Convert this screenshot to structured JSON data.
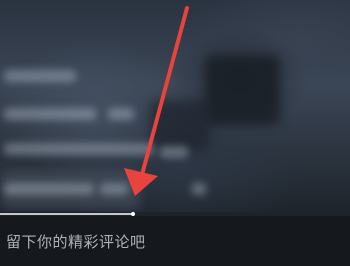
{
  "video": {
    "progress_fraction": 0.38
  },
  "comment": {
    "placeholder": "留下你的精彩评论吧"
  },
  "annotation": {
    "arrow_color": "#e8433c"
  },
  "colors": {
    "background": "#15181c",
    "placeholder_text": "#aeb3ba"
  }
}
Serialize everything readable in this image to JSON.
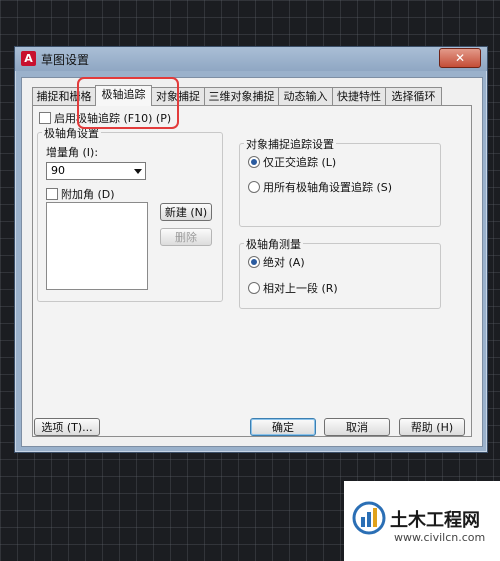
{
  "window": {
    "title": "草图设置",
    "close_glyph": "✕",
    "app_icon": "A"
  },
  "tabs": [
    {
      "label": "捕捉和栅格",
      "active": false
    },
    {
      "label": "极轴追踪",
      "active": true
    },
    {
      "label": "对象捕捉",
      "active": false
    },
    {
      "label": "三维对象捕捉",
      "active": false
    },
    {
      "label": "动态输入",
      "active": false
    },
    {
      "label": "快捷特性",
      "active": false
    },
    {
      "label": "选择循环",
      "active": false
    }
  ],
  "polar": {
    "enable_label": "启用极轴追踪 (F10) (P)",
    "enable_checked": false,
    "angle_group_title": "极轴角设置",
    "increment_label": "增量角 (I):",
    "increment_value": "90",
    "additional_label": "附加角 (D)",
    "additional_checked": false,
    "new_button": "新建 (N)",
    "delete_button": "删除"
  },
  "snap_tracking": {
    "group_title": "对象捕捉追踪设置",
    "options": [
      {
        "label": "仅正交追踪 (L)",
        "checked": true
      },
      {
        "label": "用所有极轴角设置追踪 (S)",
        "checked": false
      }
    ]
  },
  "measurement": {
    "group_title": "极轴角测量",
    "options": [
      {
        "label": "绝对 (A)",
        "checked": true
      },
      {
        "label": "相对上一段 (R)",
        "checked": false
      }
    ]
  },
  "footer": {
    "options_button": "选项 (T)...",
    "ok_button": "确定",
    "cancel_button": "取消",
    "help_button": "帮助 (H)"
  },
  "watermark": {
    "title": "土木工程网",
    "url": "www.civilcn.com"
  },
  "colors": {
    "highlight": "#e23b3b",
    "titlebar": "#9ab1cb",
    "panel": "#f3f3f3"
  }
}
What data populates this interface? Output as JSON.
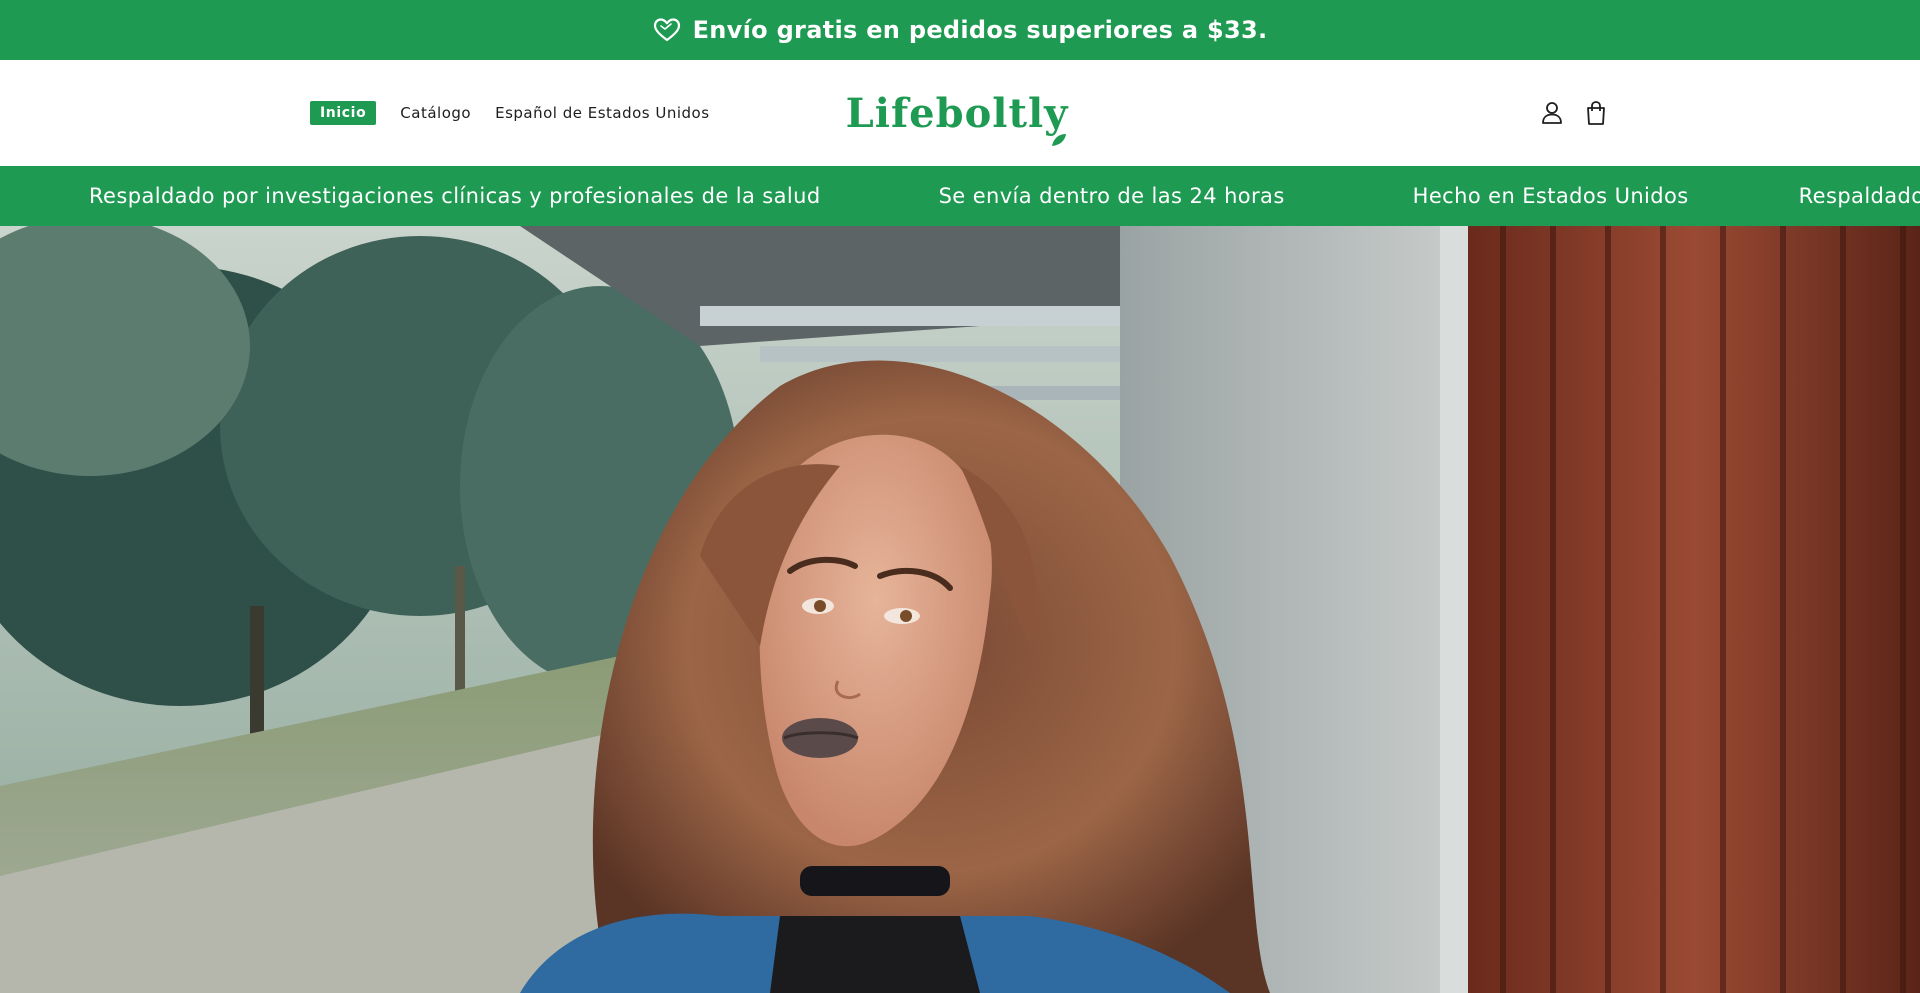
{
  "announcement": {
    "text": "Envío gratis en pedidos superiores a $33.",
    "icon": "heart-outline-icon"
  },
  "header": {
    "nav": [
      {
        "label": "Inicio",
        "active": true
      },
      {
        "label": "Catálogo",
        "active": false
      },
      {
        "label": "Español de Estados Unidos",
        "active": false
      }
    ],
    "logo_text": "Lifeboltly",
    "icons": [
      "account-icon",
      "cart-icon"
    ]
  },
  "marquee": {
    "items": [
      "Respaldado por investigaciones clínicas y profesionales de la salud",
      "Se envía dentro de las 24 horas",
      "Hecho en Estados Unidos",
      "Respaldado"
    ]
  },
  "hero": {
    "image": "woman-curly-hair-outdoor-photo"
  },
  "colors": {
    "brand_green": "#1e9a52",
    "text": "#1e1e1e",
    "background": "#ffffff"
  }
}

TASK TO CARRY OUT: For the data above, state how many lines contain "true"; the number is the whole answer.

PROBLEM SOLUTION: 4